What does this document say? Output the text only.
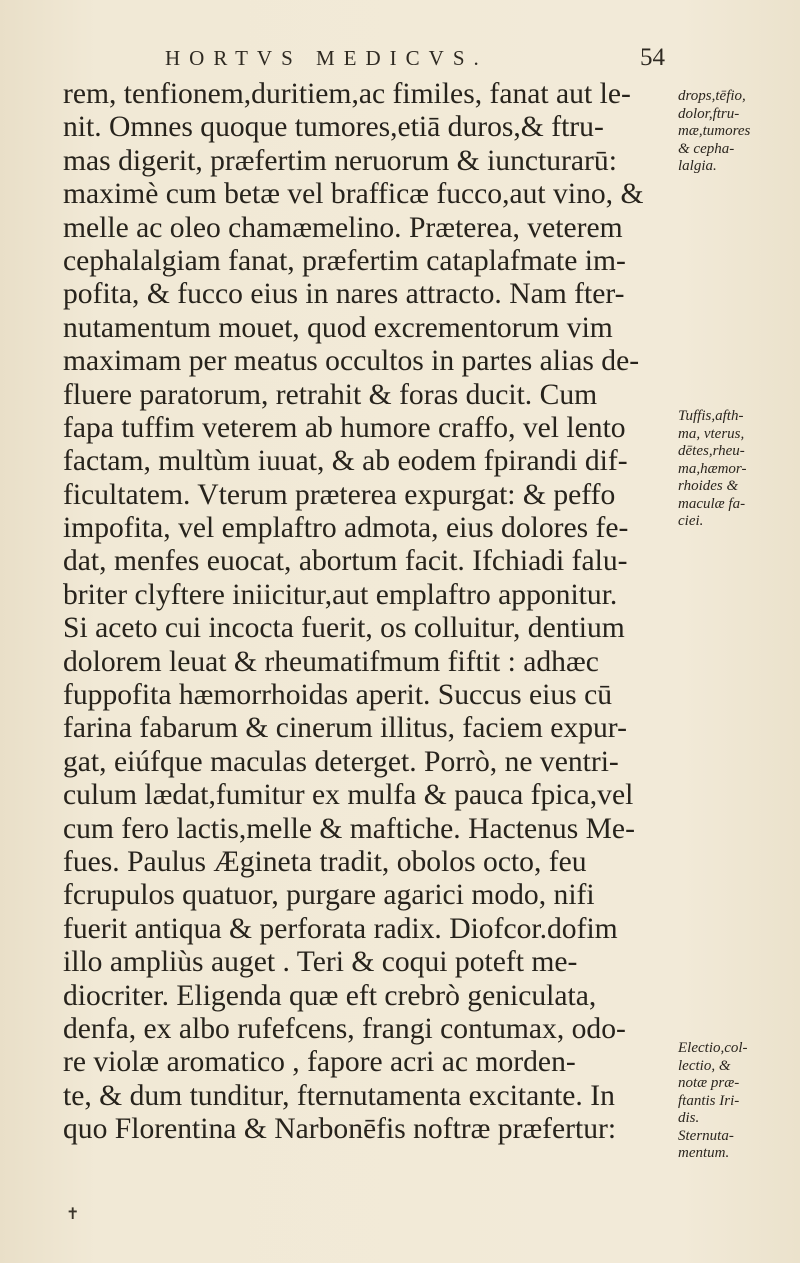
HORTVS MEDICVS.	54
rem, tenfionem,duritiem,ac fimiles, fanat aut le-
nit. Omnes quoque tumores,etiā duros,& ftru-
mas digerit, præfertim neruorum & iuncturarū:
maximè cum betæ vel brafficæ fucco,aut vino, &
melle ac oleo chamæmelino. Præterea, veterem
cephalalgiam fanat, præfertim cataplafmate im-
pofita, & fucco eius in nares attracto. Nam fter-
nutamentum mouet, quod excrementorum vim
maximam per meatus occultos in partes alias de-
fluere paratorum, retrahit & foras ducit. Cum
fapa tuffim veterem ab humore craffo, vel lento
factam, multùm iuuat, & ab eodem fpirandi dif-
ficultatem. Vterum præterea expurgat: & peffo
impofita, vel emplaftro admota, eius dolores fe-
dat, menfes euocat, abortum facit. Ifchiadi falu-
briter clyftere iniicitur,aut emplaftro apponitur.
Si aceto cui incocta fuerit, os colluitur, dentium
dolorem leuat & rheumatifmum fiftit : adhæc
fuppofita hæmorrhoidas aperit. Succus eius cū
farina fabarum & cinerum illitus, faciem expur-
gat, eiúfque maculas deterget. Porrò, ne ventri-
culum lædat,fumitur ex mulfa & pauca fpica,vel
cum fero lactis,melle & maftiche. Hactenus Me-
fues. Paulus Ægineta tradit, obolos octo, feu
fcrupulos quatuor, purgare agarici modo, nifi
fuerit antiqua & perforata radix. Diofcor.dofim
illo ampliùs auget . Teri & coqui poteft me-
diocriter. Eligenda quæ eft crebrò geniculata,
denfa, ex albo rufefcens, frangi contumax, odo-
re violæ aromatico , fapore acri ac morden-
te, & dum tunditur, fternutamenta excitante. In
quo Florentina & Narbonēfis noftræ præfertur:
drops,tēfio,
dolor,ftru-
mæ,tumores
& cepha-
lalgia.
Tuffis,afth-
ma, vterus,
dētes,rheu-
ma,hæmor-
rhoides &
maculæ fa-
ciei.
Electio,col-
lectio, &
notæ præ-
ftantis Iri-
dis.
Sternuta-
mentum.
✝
□ □ □
Goal of the exercise
Every line with "tumores" in it should be copied from the entries.

Result of the exercise
nit. Omnes quoque tumores,etiā duros,& ftru-
mæ,tumores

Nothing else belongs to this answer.